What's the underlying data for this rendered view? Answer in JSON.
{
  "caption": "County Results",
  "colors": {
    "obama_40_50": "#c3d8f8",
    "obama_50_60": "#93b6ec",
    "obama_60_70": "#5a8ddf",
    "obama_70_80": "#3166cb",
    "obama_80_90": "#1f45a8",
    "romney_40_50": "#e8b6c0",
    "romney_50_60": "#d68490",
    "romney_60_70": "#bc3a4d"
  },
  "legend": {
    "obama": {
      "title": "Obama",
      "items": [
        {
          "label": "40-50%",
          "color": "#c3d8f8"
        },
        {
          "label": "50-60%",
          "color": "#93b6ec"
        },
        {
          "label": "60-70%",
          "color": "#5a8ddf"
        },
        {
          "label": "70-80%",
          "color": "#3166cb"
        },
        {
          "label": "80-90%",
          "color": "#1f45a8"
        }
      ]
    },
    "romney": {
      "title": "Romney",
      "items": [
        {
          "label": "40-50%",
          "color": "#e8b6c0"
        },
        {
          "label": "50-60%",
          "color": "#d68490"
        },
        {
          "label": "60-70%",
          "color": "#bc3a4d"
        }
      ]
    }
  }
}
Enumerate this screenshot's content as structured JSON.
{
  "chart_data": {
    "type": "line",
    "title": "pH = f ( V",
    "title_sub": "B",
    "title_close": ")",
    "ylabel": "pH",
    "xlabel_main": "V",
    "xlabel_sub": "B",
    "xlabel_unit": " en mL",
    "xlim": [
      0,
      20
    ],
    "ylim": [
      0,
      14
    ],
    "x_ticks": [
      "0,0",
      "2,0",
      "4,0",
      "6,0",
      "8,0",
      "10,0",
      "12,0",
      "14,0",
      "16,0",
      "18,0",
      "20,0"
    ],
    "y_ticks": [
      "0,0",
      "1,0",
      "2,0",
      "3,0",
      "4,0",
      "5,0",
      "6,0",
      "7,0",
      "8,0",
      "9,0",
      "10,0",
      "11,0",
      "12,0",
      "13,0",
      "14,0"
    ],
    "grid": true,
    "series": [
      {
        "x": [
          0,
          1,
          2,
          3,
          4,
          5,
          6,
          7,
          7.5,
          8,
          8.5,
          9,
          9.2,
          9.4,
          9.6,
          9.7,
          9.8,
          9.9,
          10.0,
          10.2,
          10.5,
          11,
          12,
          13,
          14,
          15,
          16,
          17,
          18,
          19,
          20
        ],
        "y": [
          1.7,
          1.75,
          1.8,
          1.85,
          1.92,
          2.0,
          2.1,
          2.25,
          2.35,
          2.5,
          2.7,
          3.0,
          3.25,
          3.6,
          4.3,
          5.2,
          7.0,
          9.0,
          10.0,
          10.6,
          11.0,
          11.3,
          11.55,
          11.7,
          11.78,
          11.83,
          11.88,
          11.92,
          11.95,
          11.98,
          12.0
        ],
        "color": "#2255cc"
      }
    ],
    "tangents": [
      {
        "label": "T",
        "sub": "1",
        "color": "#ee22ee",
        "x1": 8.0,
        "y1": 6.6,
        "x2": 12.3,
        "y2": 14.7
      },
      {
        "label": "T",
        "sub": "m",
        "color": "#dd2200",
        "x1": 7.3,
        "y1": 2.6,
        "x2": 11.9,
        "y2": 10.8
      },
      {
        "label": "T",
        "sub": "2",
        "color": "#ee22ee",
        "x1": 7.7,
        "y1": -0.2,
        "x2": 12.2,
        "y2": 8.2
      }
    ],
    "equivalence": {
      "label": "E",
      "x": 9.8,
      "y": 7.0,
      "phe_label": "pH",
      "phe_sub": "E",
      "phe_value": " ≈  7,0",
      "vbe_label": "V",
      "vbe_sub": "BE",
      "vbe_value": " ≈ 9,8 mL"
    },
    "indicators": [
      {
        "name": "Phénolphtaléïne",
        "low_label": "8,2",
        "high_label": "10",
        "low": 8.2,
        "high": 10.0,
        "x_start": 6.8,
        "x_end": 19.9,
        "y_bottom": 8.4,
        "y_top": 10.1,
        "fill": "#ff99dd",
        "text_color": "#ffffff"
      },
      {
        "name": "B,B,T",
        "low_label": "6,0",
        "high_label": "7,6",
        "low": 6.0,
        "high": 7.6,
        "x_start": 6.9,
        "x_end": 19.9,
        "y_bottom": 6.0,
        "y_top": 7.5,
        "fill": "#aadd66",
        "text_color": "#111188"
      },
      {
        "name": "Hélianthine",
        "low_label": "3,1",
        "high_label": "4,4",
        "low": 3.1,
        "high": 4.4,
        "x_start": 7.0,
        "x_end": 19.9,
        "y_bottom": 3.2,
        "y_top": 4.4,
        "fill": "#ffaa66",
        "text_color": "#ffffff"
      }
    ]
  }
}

# # #

**Directive**
Which lines contain the word "this"? Return each of them.

**Correct response**
What's the underlying data for this rendered view? Answer in JSON.
Enumerate this screenshot's content as structured JSON.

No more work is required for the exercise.